# EXCERPTED PASSAGE start
23.5   Cross default
a)   Any Financial Indebtedness of the Borrower and/or the Bareboat Charterer and/or the Bareboat Charterer’s subsidiaries (as the case may be) is not paid when due nor within any originally applicable grace period or have not been waived, or the Bareboat Charterer is not in compliance with its financial covenants under any of its Financial Indebtedness (however taking into consideration waiver(s) provided to the Bareboat Charterer from its financiers with regard to a breach of such financial covenants);
 
b)   any Financial Indebtedness of the Borrower and/or the Bareboat Charterer and/or the Bareboat Charterer’s subsidiaries (as the case may be) is declared to be or otherwise becomes due and payable prior to its specified maturity as a result of an event of default (however described);
 
c)   any commitment for any Financial Indebtedness of the Borrower and/or the Bareboat Charterer and/or the Bareboat Charterer’s subsidiaries (as the case may be) is cancelled or suspended by a creditor of the Borrower and/or the Bareboat Charterer and/or the Bareboat Charterer’s subsidiaries (as the case may be) as a result of an event of default (however described).
# EXCERPTED PASSAGE end
--- WHAT IS REQUIRED ---
Answer these questions about the cross default clause above.
(a) Under the financial covenants condition, what is taken into consideration when judging whether the Bareboat Charterer is in compliance?
(b) What must cause Financial Indebtedness to become due and payable prior to its specified maturity?
(c) What two things may a creditor do to a commitment for any Financial Indebtedness?
# RECORDED INFORMATION start
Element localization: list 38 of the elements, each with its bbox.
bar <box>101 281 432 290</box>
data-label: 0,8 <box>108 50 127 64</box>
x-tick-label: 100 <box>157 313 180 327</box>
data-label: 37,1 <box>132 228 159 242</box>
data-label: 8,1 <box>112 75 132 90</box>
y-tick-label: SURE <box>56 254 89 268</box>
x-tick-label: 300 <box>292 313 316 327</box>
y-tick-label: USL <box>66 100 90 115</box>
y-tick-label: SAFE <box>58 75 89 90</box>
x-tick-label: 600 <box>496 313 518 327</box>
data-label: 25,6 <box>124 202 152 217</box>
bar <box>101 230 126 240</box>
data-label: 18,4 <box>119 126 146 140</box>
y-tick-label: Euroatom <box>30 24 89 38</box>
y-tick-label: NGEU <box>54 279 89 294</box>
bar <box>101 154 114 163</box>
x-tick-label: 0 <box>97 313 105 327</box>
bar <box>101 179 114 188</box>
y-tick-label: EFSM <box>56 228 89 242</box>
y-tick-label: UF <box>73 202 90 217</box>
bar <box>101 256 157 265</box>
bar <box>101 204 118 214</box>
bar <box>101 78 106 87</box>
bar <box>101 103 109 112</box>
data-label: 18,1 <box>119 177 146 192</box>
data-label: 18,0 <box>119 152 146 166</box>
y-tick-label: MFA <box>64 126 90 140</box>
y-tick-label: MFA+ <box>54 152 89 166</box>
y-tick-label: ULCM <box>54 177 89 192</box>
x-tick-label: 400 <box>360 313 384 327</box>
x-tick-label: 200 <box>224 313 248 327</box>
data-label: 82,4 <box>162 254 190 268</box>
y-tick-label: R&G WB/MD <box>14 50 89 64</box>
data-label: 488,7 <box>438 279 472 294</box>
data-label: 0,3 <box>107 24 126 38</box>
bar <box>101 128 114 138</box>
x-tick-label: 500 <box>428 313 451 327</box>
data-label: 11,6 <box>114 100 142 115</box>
# RECORDED INFORMATION end
--- EXERCISE SOLUTION ---
(a) Waiver(s) provided to the Bareboat Charterer from its financiers with regard to a breach of such financial covenants.
(b) An event of default (however described).
(c) Cancel it or suspend it.